• TASK STATEMENT:
Give the number of lines holding the string "subitã" and nothing more.

• Collection entries:
+ + + + + + +
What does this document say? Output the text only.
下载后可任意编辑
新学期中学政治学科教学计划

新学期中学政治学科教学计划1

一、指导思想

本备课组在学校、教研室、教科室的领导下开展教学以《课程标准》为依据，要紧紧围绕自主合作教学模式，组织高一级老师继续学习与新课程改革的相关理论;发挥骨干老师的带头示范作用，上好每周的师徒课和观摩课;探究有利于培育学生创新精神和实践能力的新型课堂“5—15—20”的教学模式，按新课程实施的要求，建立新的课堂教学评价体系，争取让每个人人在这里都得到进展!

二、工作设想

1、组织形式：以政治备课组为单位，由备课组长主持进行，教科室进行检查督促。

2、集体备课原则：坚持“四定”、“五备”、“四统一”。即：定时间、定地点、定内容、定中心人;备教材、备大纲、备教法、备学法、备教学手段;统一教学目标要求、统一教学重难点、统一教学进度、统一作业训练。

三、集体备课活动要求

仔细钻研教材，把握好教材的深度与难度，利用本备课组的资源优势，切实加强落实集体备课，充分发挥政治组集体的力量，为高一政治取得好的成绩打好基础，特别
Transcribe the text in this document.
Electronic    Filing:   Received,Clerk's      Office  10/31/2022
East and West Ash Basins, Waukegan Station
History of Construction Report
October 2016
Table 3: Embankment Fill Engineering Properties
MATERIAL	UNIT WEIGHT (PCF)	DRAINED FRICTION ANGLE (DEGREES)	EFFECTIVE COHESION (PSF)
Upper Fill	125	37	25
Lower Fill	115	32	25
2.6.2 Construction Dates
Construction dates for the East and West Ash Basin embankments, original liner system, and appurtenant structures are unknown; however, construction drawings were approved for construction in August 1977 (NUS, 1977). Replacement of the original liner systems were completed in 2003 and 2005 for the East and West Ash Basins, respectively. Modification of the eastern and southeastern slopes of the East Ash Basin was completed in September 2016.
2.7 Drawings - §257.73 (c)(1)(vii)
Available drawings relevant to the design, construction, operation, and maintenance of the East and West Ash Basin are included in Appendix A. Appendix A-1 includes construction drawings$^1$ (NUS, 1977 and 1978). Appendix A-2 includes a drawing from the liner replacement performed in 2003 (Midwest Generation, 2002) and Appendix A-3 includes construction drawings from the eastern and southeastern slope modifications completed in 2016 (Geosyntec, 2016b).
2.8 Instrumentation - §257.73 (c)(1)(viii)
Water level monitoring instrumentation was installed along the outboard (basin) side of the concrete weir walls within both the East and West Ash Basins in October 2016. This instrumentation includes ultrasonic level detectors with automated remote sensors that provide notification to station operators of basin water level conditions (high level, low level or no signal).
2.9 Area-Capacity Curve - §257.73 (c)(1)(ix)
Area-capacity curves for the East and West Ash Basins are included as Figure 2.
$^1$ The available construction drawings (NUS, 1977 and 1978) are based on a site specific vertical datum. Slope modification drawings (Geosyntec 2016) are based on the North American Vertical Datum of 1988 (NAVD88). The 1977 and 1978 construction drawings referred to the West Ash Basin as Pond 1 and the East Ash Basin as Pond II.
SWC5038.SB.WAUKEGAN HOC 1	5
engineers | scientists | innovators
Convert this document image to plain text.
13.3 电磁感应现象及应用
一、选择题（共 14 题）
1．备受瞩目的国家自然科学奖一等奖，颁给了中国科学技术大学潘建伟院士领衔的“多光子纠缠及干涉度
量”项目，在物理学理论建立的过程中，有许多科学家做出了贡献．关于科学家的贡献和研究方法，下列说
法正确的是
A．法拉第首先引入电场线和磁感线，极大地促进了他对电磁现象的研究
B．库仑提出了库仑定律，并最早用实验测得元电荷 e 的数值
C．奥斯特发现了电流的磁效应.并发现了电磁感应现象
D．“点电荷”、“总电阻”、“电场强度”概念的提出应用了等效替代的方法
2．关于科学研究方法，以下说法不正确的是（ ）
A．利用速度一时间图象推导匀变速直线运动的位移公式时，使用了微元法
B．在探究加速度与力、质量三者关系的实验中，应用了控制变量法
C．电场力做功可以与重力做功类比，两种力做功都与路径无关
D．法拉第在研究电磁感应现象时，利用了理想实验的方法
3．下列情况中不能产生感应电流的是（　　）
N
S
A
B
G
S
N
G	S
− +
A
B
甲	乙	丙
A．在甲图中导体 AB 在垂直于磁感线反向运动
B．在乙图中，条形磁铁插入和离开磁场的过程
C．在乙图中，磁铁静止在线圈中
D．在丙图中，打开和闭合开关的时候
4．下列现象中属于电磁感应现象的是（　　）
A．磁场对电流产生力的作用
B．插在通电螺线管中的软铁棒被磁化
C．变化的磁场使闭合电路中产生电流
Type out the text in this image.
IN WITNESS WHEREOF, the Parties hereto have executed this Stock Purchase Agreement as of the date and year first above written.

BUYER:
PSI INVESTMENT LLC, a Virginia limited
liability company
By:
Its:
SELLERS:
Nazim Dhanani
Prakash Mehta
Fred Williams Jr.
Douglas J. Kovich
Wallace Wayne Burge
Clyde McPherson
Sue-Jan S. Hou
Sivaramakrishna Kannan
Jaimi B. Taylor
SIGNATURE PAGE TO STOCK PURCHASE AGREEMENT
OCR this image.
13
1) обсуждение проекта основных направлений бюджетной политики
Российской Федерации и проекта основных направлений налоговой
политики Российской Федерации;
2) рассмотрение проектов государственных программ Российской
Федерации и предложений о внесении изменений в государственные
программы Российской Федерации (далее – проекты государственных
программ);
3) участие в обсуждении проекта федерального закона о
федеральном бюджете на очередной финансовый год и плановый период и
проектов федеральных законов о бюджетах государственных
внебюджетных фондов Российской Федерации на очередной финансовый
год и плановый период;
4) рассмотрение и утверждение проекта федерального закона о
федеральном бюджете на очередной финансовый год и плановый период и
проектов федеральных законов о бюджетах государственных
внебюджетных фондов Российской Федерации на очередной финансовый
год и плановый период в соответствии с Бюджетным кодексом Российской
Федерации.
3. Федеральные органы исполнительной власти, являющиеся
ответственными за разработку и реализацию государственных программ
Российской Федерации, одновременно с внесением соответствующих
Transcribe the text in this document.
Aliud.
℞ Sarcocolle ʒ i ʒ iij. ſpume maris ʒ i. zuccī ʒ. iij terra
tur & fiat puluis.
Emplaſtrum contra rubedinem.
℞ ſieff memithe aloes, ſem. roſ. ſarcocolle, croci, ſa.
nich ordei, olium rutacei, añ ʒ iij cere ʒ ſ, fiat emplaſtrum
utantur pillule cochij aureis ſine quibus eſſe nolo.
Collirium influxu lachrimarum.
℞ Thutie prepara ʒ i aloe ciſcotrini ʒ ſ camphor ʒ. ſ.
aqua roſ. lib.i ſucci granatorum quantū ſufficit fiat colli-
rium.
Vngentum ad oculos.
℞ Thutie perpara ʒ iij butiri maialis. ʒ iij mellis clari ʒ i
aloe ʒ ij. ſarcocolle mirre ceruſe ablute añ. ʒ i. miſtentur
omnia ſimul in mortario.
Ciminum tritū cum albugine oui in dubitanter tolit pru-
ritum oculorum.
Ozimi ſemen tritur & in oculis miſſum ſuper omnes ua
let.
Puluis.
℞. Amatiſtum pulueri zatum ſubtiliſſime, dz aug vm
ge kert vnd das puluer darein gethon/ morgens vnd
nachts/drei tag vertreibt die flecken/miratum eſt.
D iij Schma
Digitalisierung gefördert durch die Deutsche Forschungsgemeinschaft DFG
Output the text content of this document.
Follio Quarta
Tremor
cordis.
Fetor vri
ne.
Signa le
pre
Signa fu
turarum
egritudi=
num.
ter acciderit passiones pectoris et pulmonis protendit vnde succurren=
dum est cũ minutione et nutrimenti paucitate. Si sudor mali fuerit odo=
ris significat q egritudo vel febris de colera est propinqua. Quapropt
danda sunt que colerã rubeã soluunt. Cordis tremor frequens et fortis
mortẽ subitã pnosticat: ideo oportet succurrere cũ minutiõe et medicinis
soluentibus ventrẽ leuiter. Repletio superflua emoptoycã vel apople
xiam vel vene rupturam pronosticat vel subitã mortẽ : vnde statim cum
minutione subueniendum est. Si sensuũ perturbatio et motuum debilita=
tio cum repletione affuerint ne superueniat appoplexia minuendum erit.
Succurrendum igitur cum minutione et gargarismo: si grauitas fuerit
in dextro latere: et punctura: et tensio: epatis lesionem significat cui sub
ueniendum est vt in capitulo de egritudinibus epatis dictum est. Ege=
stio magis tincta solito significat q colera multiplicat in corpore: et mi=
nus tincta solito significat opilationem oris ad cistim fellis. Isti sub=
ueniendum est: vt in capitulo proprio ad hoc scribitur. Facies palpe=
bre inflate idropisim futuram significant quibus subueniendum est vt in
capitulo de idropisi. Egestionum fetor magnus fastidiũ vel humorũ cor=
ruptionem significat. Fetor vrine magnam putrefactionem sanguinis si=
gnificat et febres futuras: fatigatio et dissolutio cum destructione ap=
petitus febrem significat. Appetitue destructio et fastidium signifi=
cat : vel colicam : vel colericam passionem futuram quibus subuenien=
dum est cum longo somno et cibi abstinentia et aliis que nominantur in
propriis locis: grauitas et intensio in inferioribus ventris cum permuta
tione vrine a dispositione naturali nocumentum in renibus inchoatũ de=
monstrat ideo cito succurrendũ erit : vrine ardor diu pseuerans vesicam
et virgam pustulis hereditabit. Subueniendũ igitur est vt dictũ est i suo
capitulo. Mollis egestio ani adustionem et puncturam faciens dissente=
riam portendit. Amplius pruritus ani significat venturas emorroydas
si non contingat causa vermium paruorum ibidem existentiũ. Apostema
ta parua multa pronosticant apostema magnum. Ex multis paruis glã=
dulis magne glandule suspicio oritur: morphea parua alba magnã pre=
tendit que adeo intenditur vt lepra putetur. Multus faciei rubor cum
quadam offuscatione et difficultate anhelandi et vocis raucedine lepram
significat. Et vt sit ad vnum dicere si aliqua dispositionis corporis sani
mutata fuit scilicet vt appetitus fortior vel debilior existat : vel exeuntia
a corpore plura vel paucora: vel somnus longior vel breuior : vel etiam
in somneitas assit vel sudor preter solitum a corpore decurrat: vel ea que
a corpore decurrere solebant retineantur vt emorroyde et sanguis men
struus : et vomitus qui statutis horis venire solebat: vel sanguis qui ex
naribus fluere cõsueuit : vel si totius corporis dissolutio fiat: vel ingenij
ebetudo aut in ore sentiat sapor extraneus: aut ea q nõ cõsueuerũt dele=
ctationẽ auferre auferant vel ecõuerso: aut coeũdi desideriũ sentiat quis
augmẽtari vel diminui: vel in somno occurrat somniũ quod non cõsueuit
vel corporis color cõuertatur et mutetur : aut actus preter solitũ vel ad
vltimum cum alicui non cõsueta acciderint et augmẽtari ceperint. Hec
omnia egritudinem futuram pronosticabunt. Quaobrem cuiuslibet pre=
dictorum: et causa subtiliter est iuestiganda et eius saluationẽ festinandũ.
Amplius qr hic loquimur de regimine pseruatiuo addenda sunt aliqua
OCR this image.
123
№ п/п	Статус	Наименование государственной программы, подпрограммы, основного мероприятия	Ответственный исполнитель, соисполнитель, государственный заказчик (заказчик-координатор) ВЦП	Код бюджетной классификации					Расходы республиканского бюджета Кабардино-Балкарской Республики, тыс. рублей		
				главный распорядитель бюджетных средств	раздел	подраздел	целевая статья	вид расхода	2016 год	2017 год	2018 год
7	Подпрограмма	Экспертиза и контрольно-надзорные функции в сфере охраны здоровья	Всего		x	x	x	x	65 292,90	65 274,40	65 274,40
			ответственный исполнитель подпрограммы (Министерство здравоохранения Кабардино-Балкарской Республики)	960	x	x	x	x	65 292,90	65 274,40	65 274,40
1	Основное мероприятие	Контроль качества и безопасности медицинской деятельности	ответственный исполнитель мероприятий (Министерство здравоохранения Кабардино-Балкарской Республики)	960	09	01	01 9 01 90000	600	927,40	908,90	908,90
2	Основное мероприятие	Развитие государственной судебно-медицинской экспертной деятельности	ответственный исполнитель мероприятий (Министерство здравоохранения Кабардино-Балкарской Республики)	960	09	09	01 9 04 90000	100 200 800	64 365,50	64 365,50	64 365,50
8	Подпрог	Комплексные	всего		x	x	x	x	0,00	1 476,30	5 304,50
+ + + + + + +
• ANSWER TO THIS TASK:
2